■ **THE PROBLEM**
Repeat all of the material below exactly as written, images excluded.
▽
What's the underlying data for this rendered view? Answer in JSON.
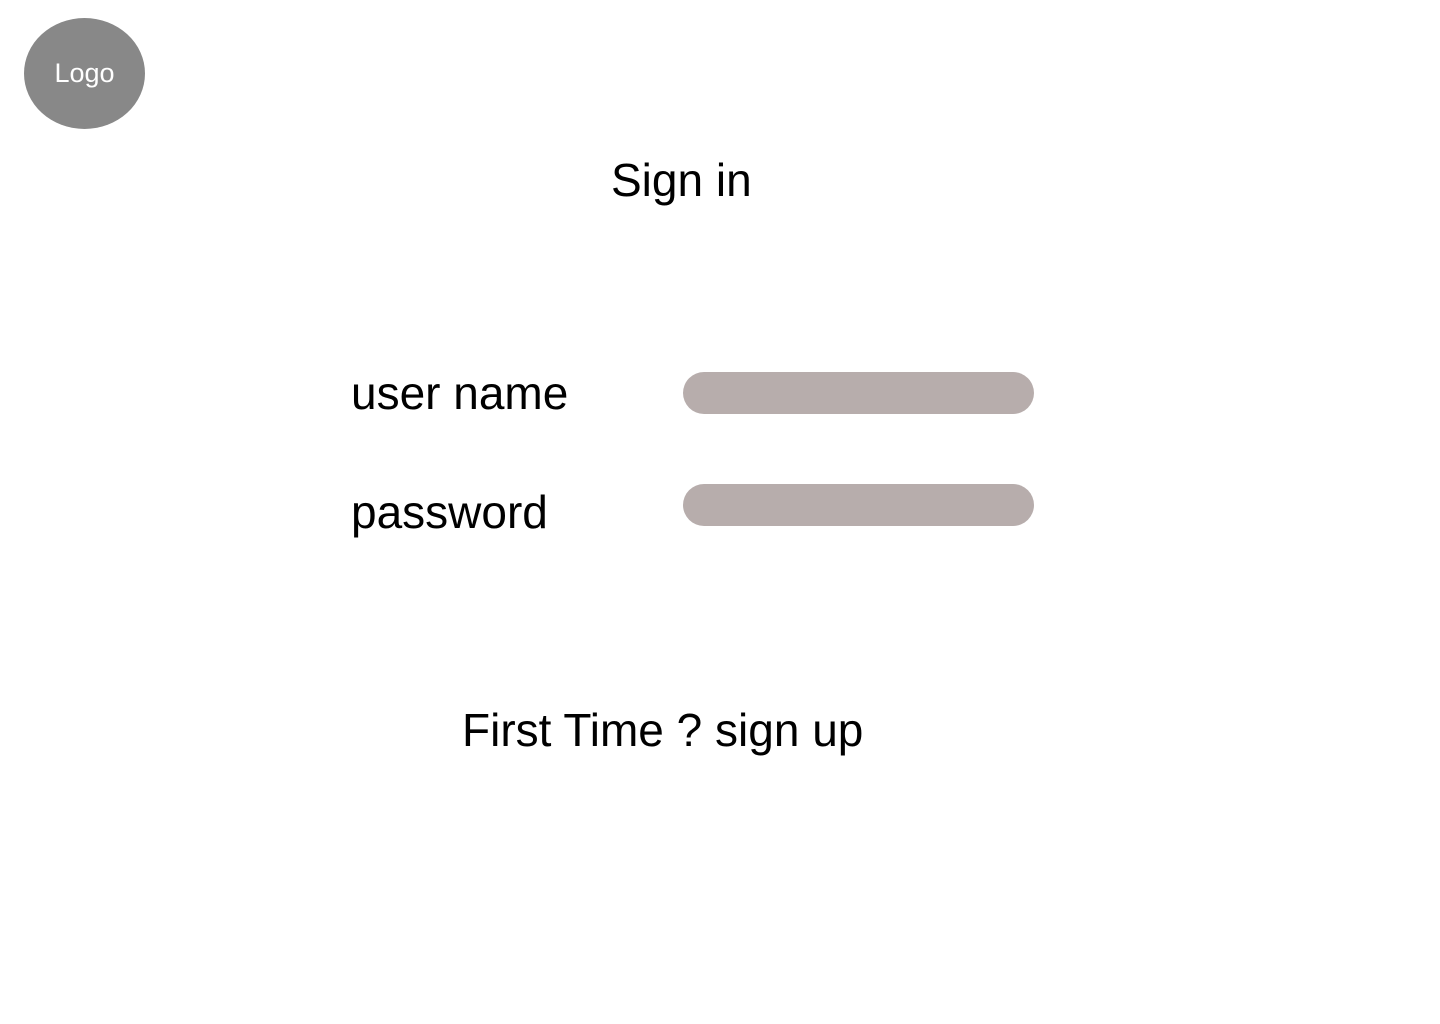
{
  "logo": {
    "label": "Logo"
  },
  "page": {
    "title": "Sign in"
  },
  "form": {
    "username": {
      "label": "user name",
      "value": "",
      "placeholder": ""
    },
    "password": {
      "label": "password",
      "value": "",
      "placeholder": ""
    }
  },
  "footer": {
    "signup_text": "First Time ? sign up"
  },
  "colors": {
    "logo_bg": "#888888",
    "input_bg": "#b7adac",
    "background": "#ffffff",
    "text": "#000000"
  }
}
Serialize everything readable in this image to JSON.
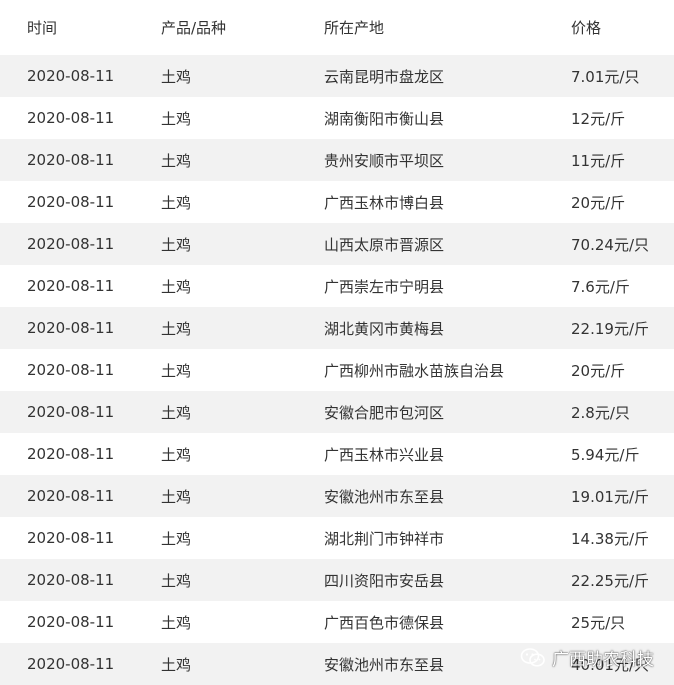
{
  "table": {
    "headers": [
      "时间",
      "产品/品种",
      "所在产地",
      "价格"
    ],
    "rows": [
      [
        "2020-08-11",
        "土鸡",
        "云南昆明市盘龙区",
        "7.01元/只"
      ],
      [
        "2020-08-11",
        "土鸡",
        "湖南衡阳市衡山县",
        "12元/斤"
      ],
      [
        "2020-08-11",
        "土鸡",
        "贵州安顺市平坝区",
        "11元/斤"
      ],
      [
        "2020-08-11",
        "土鸡",
        "广西玉林市博白县",
        "20元/斤"
      ],
      [
        "2020-08-11",
        "土鸡",
        "山西太原市晋源区",
        "70.24元/只"
      ],
      [
        "2020-08-11",
        "土鸡",
        "广西崇左市宁明县",
        "7.6元/斤"
      ],
      [
        "2020-08-11",
        "土鸡",
        "湖北黄冈市黄梅县",
        "22.19元/斤"
      ],
      [
        "2020-08-11",
        "土鸡",
        "广西柳州市融水苗族自治县",
        "20元/斤"
      ],
      [
        "2020-08-11",
        "土鸡",
        "安徽合肥市包河区",
        "2.8元/只"
      ],
      [
        "2020-08-11",
        "土鸡",
        "广西玉林市兴业县",
        "5.94元/斤"
      ],
      [
        "2020-08-11",
        "土鸡",
        "安徽池州市东至县",
        "19.01元/斤"
      ],
      [
        "2020-08-11",
        "土鸡",
        "湖北荆门市钟祥市",
        "14.38元/斤"
      ],
      [
        "2020-08-11",
        "土鸡",
        "四川资阳市安岳县",
        "22.25元/斤"
      ],
      [
        "2020-08-11",
        "土鸡",
        "广西百色市德保县",
        "25元/只"
      ],
      [
        "2020-08-11",
        "土鸡",
        "安徽池州市东至县",
        "40.01元/只"
      ]
    ]
  },
  "watermark": {
    "text": "广西助农科技",
    "icon": "wechat-icon"
  }
}
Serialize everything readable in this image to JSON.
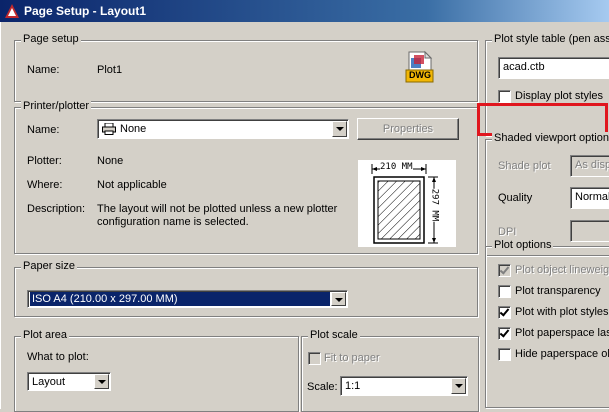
{
  "window": {
    "title": "Page Setup - Layout1"
  },
  "page_setup": {
    "legend": "Page setup",
    "name_label": "Name:",
    "name_value": "Plot1",
    "dwg_badge": "DWG"
  },
  "printer_plotter": {
    "legend": "Printer/plotter",
    "name_label": "Name:",
    "name_value": "None",
    "properties_label": "Properties",
    "plotter_label": "Plotter:",
    "plotter_value": "None",
    "where_label": "Where:",
    "where_value": "Not applicable",
    "description_label": "Description:",
    "description_line1": "The layout will not be plotted unless a new plotter",
    "description_line2": "configuration name is selected.",
    "preview_width": "210 MM",
    "preview_height": "297 MM"
  },
  "paper_size": {
    "legend": "Paper size",
    "value": "ISO A4 (210.00 x 297.00 MM)"
  },
  "plot_area": {
    "legend": "Plot area",
    "what_label": "What to plot:",
    "what_value": "Layout"
  },
  "plot_scale": {
    "legend": "Plot scale",
    "fit_label": "Fit to paper",
    "scale_label": "Scale:",
    "scale_value": "1:1"
  },
  "plot_style_table": {
    "legend": "Plot style table (pen ass",
    "value": "acad.ctb",
    "display_label": "Display plot styles"
  },
  "shaded_viewport": {
    "legend": "Shaded viewport option",
    "shade_label": "Shade plot",
    "shade_value": "As disp",
    "quality_label": "Quality",
    "quality_value": "Normal",
    "dpi_label": "DPI"
  },
  "plot_options": {
    "legend": "Plot options",
    "items": [
      {
        "label": "Plot object lineweig",
        "checked": true,
        "enabled": false
      },
      {
        "label": "Plot transparency",
        "checked": false,
        "enabled": true
      },
      {
        "label": "Plot with plot styles",
        "checked": true,
        "enabled": true
      },
      {
        "label": "Plot paperspace las",
        "checked": true,
        "enabled": true
      },
      {
        "label": "Hide paperspace ol",
        "checked": false,
        "enabled": true
      }
    ]
  },
  "colors": {
    "title_start": "#0a246a",
    "title_end": "#a6caf0",
    "dialog_bg": "#d4d0c8",
    "highlight": "#e0161e"
  }
}
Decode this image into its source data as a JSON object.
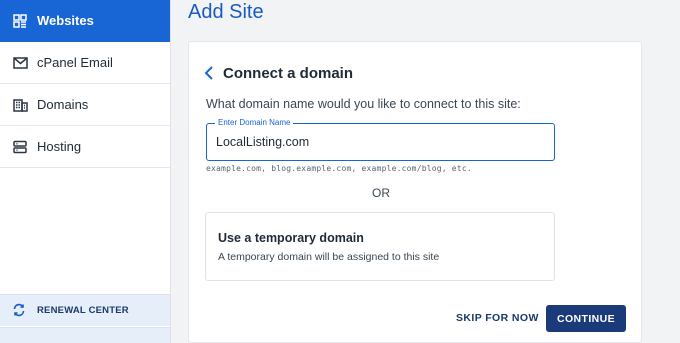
△
■ **ANSWER TO THIS EXERCISE**
What's the underlying data for this rendered view? Answer in JSON.
{
  "logo": {
    "label": "Logo"
  },
  "page": {
    "title": "Sign in"
  },
  "form": {
    "username": {
      "label": "user name",
      "value": "",
      "placeholder": ""
    },
    "password": {
      "label": "password",
      "value": "",
      "placeholder": ""
    }
  },
  "footer": {
    "signup_text": "First Time ? sign up"
  },
  "colors": {
    "logo_bg": "#888888",
    "input_bg": "#b7adac",
    "background": "#ffffff",
    "text": "#000000"
  }
}
Serialize everything readable in this image to JSON.
{
  "table": {
    "headers": [
      "时间",
      "产品/品种",
      "所在产地",
      "价格"
    ],
    "rows": [
      [
        "2020-08-11",
        "土鸡",
        "云南昆明市盘龙区",
        "7.01元/只"
      ],
      [
        "2020-08-11",
        "土鸡",
        "湖南衡阳市衡山县",
        "12元/斤"
      ],
      [
        "2020-08-11",
        "土鸡",
        "贵州安顺市平坝区",
        "11元/斤"
      ],
      [
        "2020-08-11",
        "土鸡",
        "广西玉林市博白县",
        "20元/斤"
      ],
      [
        "2020-08-11",
        "土鸡",
        "山西太原市晋源区",
        "70.24元/只"
      ],
      [
        "2020-08-11",
        "土鸡",
        "广西崇左市宁明县",
        "7.6元/斤"
      ],
      [
        "2020-08-11",
        "土鸡",
        "湖北黄冈市黄梅县",
        "22.19元/斤"
      ],
      [
        "2020-08-11",
        "土鸡",
        "广西柳州市融水苗族自治县",
        "20元/斤"
      ],
      [
        "2020-08-11",
        "土鸡",
        "安徽合肥市包河区",
        "2.8元/只"
      ],
      [
        "2020-08-11",
        "土鸡",
        "广西玉林市兴业县",
        "5.94元/斤"
      ],
      [
        "2020-08-11",
        "土鸡",
        "安徽池州市东至县",
        "19.01元/斤"
      ],
      [
        "2020-08-11",
        "土鸡",
        "湖北荆门市钟祥市",
        "14.38元/斤"
      ],
      [
        "2020-08-11",
        "土鸡",
        "四川资阳市安岳县",
        "22.25元/斤"
      ],
      [
        "2020-08-11",
        "土鸡",
        "广西百色市德保县",
        "25元/只"
      ],
      [
        "2020-08-11",
        "土鸡",
        "安徽池州市东至县",
        "40.01元/只"
      ]
    ]
  },
  "watermark": {
    "text": "广西助农科技",
    "icon": "wechat-icon"
  }
}
Serialize everything readable in this image to JSON.
{
  "window": {
    "title": "Page Setup - Layout1"
  },
  "page_setup": {
    "legend": "Page setup",
    "name_label": "Name:",
    "name_value": "Plot1",
    "dwg_badge": "DWG"
  },
  "printer_plotter": {
    "legend": "Printer/plotter",
    "name_label": "Name:",
    "name_value": "None",
    "properties_label": "Properties",
    "plotter_label": "Plotter:",
    "plotter_value": "None",
    "where_label": "Where:",
    "where_value": "Not applicable",
    "description_label": "Description:",
    "description_line1": "The layout will not be plotted unless a new plotter",
    "description_line2": "configuration name is selected.",
    "preview_width": "210 MM",
    "preview_height": "297 MM"
  },
  "paper_size": {
    "legend": "Paper size",
    "value": "ISO A4 (210.00 x 297.00 MM)"
  },
  "plot_area": {
    "legend": "Plot area",
    "what_label": "What to plot:",
    "what_value": "Layout"
  },
  "plot_scale": {
    "legend": "Plot scale",
    "fit_label": "Fit to paper",
    "scale_label": "Scale:",
    "scale_value": "1:1"
  },
  "plot_style_table": {
    "legend": "Plot style table (pen ass",
    "value": "acad.ctb",
    "display_label": "Display plot styles"
  },
  "shaded_viewport": {
    "legend": "Shaded viewport option",
    "shade_label": "Shade plot",
    "shade_value": "As disp",
    "quality_label": "Quality",
    "quality_value": "Normal",
    "dpi_label": "DPI"
  },
  "plot_options": {
    "legend": "Plot options",
    "items": [
      {
        "label": "Plot object lineweig",
        "checked": true,
        "enabled": false
      },
      {
        "label": "Plot transparency",
        "checked": false,
        "enabled": true
      },
      {
        "label": "Plot with plot styles",
        "checked": true,
        "enabled": true
      },
      {
        "label": "Plot paperspace las",
        "checked": true,
        "enabled": true
      },
      {
        "label": "Hide paperspace ol",
        "checked": false,
        "enabled": true
      }
    ]
  },
  "colors": {
    "title_start": "#0a246a",
    "title_end": "#a6caf0",
    "dialog_bg": "#d4d0c8",
    "highlight": "#e0161e"
  }
}
Decode this image into its source data as a JSON object.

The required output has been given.